**SUPPLIED MATERIAL**
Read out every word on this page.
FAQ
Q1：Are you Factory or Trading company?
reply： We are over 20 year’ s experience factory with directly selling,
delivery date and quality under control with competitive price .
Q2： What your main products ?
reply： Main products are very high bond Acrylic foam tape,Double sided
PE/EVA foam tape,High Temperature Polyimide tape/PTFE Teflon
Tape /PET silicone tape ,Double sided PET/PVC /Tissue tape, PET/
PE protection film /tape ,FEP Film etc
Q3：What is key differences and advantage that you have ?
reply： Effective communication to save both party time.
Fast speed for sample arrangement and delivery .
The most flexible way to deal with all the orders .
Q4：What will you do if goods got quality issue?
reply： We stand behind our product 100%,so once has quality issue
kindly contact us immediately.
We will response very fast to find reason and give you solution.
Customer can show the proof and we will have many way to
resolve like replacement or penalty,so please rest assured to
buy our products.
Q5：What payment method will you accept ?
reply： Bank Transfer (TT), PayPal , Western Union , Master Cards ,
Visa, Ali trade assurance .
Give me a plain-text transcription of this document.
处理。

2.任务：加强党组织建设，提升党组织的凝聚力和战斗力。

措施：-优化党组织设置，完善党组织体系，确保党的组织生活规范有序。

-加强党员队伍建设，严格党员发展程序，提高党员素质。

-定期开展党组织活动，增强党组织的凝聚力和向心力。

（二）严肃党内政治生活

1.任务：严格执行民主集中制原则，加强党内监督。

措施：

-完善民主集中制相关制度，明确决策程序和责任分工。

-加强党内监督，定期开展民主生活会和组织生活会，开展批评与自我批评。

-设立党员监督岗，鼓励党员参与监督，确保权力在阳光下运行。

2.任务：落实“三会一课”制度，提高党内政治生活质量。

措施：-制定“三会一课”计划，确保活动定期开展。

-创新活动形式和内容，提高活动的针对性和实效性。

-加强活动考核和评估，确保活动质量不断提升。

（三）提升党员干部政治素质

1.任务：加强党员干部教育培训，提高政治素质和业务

**WHAT IS EXPECTED**
Gather from the data above every line with the string "三会一课".

**RESULT BELOW**
2.任务：落实“三会一课”制度，提高党内政治生活质量。
措施：-制定“三会一课”计划，确保活动定期开展。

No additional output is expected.